--- Start of DATASET ENTRIES ---

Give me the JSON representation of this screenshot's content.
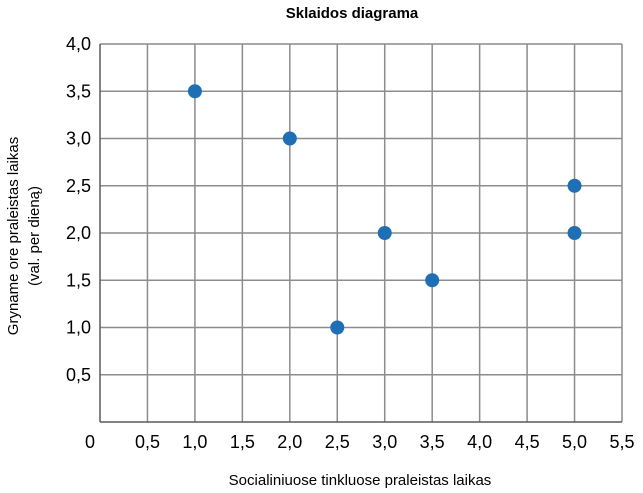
{
  "chart_data": {
    "type": "scatter",
    "title": "Sklaidos diagrama",
    "xlabel": "Socialiniuose tinkluose praleistas laikas",
    "ylabel_line1": "Gryname ore praleistas laikas",
    "ylabel_line2": "(val. per dieną)",
    "xlim": [
      0,
      5.5
    ],
    "ylim": [
      0,
      4.0
    ],
    "x_ticks": [
      "0",
      "0,5",
      "1,0",
      "1,5",
      "2,0",
      "2,5",
      "3,0",
      "3,5",
      "4,0",
      "4,5",
      "5,0",
      "5,5"
    ],
    "y_ticks": [
      "0,5",
      "1,0",
      "1,5",
      "2,0",
      "2,5",
      "3,0",
      "3,5",
      "4,0"
    ],
    "grid": true,
    "point_color": "#1f6fb5",
    "series": [
      {
        "points": [
          {
            "x": 1.0,
            "y": 3.5
          },
          {
            "x": 2.0,
            "y": 3.0
          },
          {
            "x": 2.5,
            "y": 1.0
          },
          {
            "x": 3.0,
            "y": 2.0
          },
          {
            "x": 3.5,
            "y": 1.5
          },
          {
            "x": 5.0,
            "y": 2.5
          },
          {
            "x": 5.0,
            "y": 2.0
          }
        ]
      }
    ]
  }
}
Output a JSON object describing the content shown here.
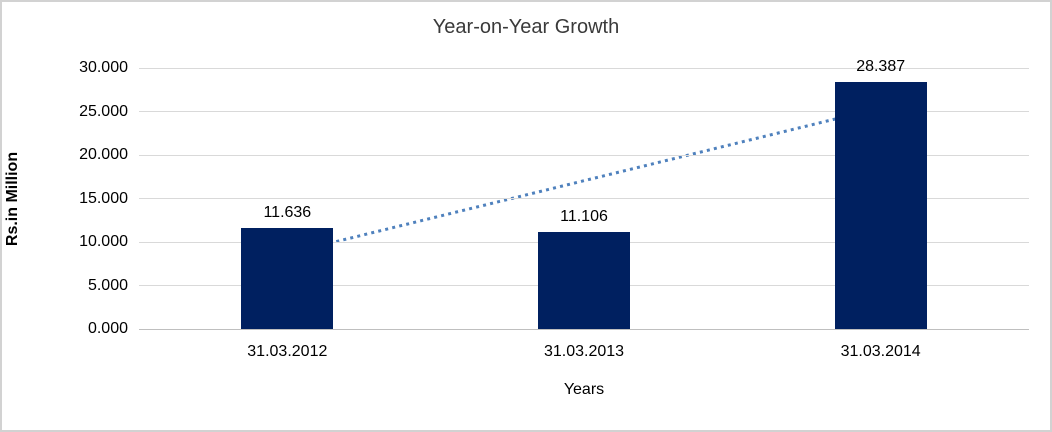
{
  "chart_data": {
    "type": "bar",
    "title": "Year-on-Year Growth",
    "xlabel": "Years",
    "ylabel": "Rs.in Million",
    "categories": [
      "31.03.2012",
      "31.03.2013",
      "31.03.2014"
    ],
    "values": [
      11.636,
      11.106,
      28.387
    ],
    "value_labels": [
      "11.636",
      "11.106",
      "28.387"
    ],
    "ylim": [
      0,
      30
    ],
    "ytick_values": [
      0,
      5,
      10,
      15,
      20,
      25,
      30
    ],
    "ytick_labels": [
      "0.000",
      "5.000",
      "10.000",
      "15.000",
      "20.000",
      "25.000",
      "30.000"
    ],
    "grid": "horizontal",
    "legend_position": "none",
    "trendline": {
      "type": "linear",
      "style": "dotted",
      "start_value": 8.67,
      "end_value": 25.42,
      "color": "#4f81bd"
    },
    "colors": {
      "bar": "#002060",
      "gridline": "#d9d9d9",
      "axis_line": "#bfbfbf",
      "text": "#000000",
      "border": "#d2d2d2",
      "background": "#ffffff"
    }
  }
}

--- End of DATASET ENTRIES ---

* [WHAT IS NEEDED]: The records above are to be quoted exactly, with all pictures left out.

* [TASK ANSWER]:
Give me the JSON representation of this screenshot's content.
{
  "chart_data": {
    "type": "scatter",
    "title": "Sklaidos diagrama",
    "xlabel": "Socialiniuose tinkluose praleistas laikas",
    "ylabel_line1": "Gryname ore praleistas laikas",
    "ylabel_line2": "(val. per dieną)",
    "xlim": [
      0,
      5.5
    ],
    "ylim": [
      0,
      4.0
    ],
    "x_ticks": [
      "0",
      "0,5",
      "1,0",
      "1,5",
      "2,0",
      "2,5",
      "3,0",
      "3,5",
      "4,0",
      "4,5",
      "5,0",
      "5,5"
    ],
    "y_ticks": [
      "0,5",
      "1,0",
      "1,5",
      "2,0",
      "2,5",
      "3,0",
      "3,5",
      "4,0"
    ],
    "grid": true,
    "point_color": "#1f6fb5",
    "series": [
      {
        "points": [
          {
            "x": 1.0,
            "y": 3.5
          },
          {
            "x": 2.0,
            "y": 3.0
          },
          {
            "x": 2.5,
            "y": 1.0
          },
          {
            "x": 3.0,
            "y": 2.0
          },
          {
            "x": 3.5,
            "y": 1.5
          },
          {
            "x": 5.0,
            "y": 2.5
          },
          {
            "x": 5.0,
            "y": 2.0
          }
        ]
      }
    ]
  }
}
Output a JSON object describing the content shown here.
{
  "chart_data": {
    "type": "bar",
    "title": "Year-on-Year Growth",
    "xlabel": "Years",
    "ylabel": "Rs.in Million",
    "categories": [
      "31.03.2012",
      "31.03.2013",
      "31.03.2014"
    ],
    "values": [
      11.636,
      11.106,
      28.387
    ],
    "value_labels": [
      "11.636",
      "11.106",
      "28.387"
    ],
    "ylim": [
      0,
      30
    ],
    "ytick_values": [
      0,
      5,
      10,
      15,
      20,
      25,
      30
    ],
    "ytick_labels": [
      "0.000",
      "5.000",
      "10.000",
      "15.000",
      "20.000",
      "25.000",
      "30.000"
    ],
    "grid": "horizontal",
    "legend_position": "none",
    "trendline": {
      "type": "linear",
      "style": "dotted",
      "start_value": 8.67,
      "end_value": 25.42,
      "color": "#4f81bd"
    },
    "colors": {
      "bar": "#002060",
      "gridline": "#d9d9d9",
      "axis_line": "#bfbfbf",
      "text": "#000000",
      "border": "#d2d2d2",
      "background": "#ffffff"
    }
  }
}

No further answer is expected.